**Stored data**
·····
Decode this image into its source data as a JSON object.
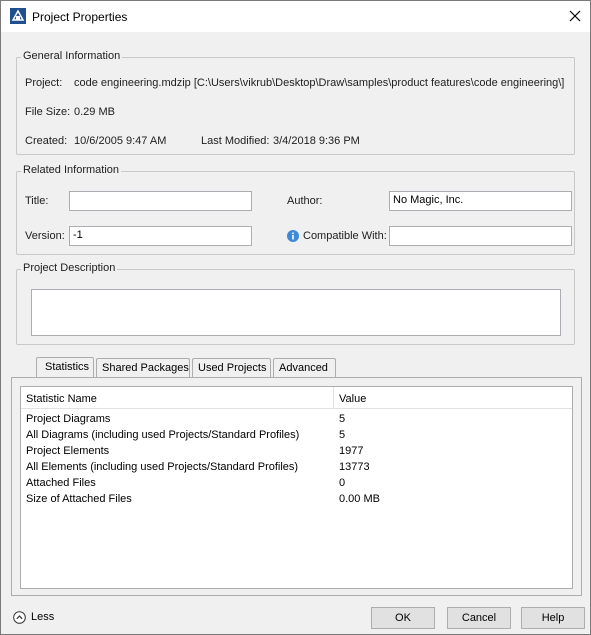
{
  "window": {
    "title": "Project Properties"
  },
  "general": {
    "legend": "General Information",
    "project_label": "Project:",
    "project_value": "code engineering.mdzip [C:\\Users\\vikrub\\Desktop\\Draw\\samples\\product features\\code engineering\\]",
    "filesize_label": "File Size:",
    "filesize_value": "0.29 MB",
    "created_label": "Created:",
    "created_value": "10/6/2005 9:47 AM",
    "modified_label": "Last Modified:",
    "modified_value": "3/4/2018 9:36 PM"
  },
  "related": {
    "legend": "Related Information",
    "title_label": "Title:",
    "title_value": "",
    "author_label": "Author:",
    "author_value": "No Magic, Inc.",
    "version_label": "Version:",
    "version_value": "-1",
    "compatible_label": "Compatible With:",
    "compatible_value": ""
  },
  "description": {
    "legend": "Project Description",
    "value": ""
  },
  "tabs": [
    {
      "label": "Statistics",
      "active": true
    },
    {
      "label": "Shared Packages",
      "active": false
    },
    {
      "label": "Used Projects",
      "active": false
    },
    {
      "label": "Advanced",
      "active": false
    }
  ],
  "statistics": {
    "headers": [
      "Statistic Name",
      "Value"
    ],
    "rows": [
      {
        "name": "Project Diagrams",
        "value": "5"
      },
      {
        "name": "All Diagrams (including used Projects/Standard Profiles)",
        "value": "5"
      },
      {
        "name": "Project Elements",
        "value": "1977"
      },
      {
        "name": "All Elements (including used Projects/Standard  Profiles)",
        "value": "13773"
      },
      {
        "name": "Attached Files",
        "value": "0"
      },
      {
        "name": "Size of Attached Files",
        "value": "0.00 MB"
      }
    ]
  },
  "footer": {
    "less_label": "Less",
    "ok_label": "OK",
    "cancel_label": "Cancel",
    "help_label": "Help"
  },
  "icons": {
    "app": "magicdraw-app-icon",
    "close": "close-icon",
    "info": "info-icon",
    "less": "chevron-up-circle-icon"
  },
  "colors": {
    "info_blue": "#3c8ad8",
    "app_icon_blue": "#1f4f8f"
  }
}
·····
Using the entries above, state how many lines include the word "including", with no other words.

**Written solution**
2